#### [The exercise]
Lines that contain the string "erqe" are to be copied; leave out all others.

#### [Data supplied]
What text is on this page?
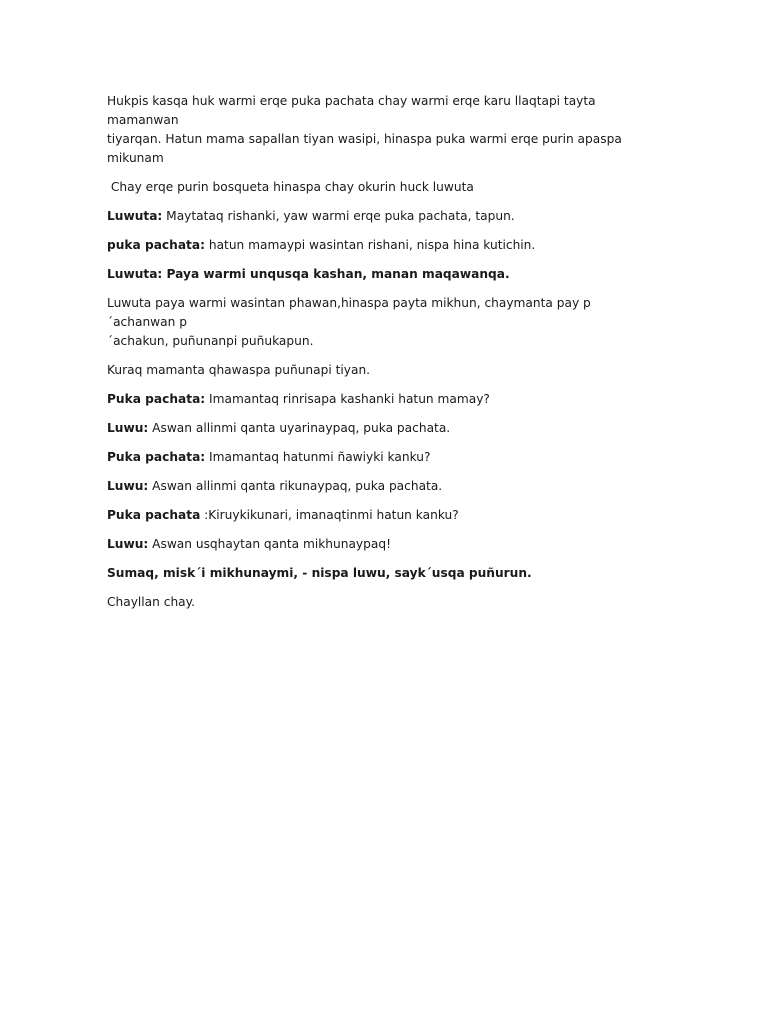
Hukpis kasqa huk warmi erqe puka pachata chay warmi erqe karu llaqtapi tayta mamanwan
tiyarqan. Hatun mama sapallan tiyan wasipi, hinaspa puka warmi erqe purin apaspa mikunam

Chay erqe purin bosqueta hinaspa chay okurin huck luwuta

Luwuta: Maytataq rishanki, yaw warmi erqe puka pachata, tapun.

puka pachata: hatun mamaypi wasintan rishani, nispa hina kutichin.

Luwuta: Paya warmi unqusqa kashan, manan maqawanqa.

Luwuta paya warmi wasintan phawan,hinaspa payta mikhun, chaymanta pay p´achanwan p
´achakun, puñunanpi puñukapun.

Kuraq mamanta qhawaspa puñunapi tiyan.

Puka pachata: Imamantaq rinrisapa kashanki hatun mamay?

Luwu: Aswan allinmi qanta uyarinaypaq, puka pachata.

Puka pachata: Imamantaq hatunmi ñawiyki kanku?

Luwu: Aswan allinmi qanta rikunaypaq, puka pachata.

Puka pachata :Kiruykikunari, imanaqtinmi hatun kanku?

Luwu: Aswan usqhaytan qanta mikhunaypaq!

Sumaq, misk´i mikhunaymi, - nispa luwu, sayk´usqa puñurun.

Chayllan chay.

#### [Written response]
Hukpis kasqa huk warmi erqe puka pachata chay warmi erqe karu llaqtapi tayta mamanwan
tiyarqan. Hatun mama sapallan tiyan wasipi, hinaspa puka warmi erqe purin apaspa mikunam
Chay erqe purin bosqueta hinaspa chay okurin huck luwuta
Luwuta: Maytataq rishanki, yaw warmi erqe puka pachata, tapun.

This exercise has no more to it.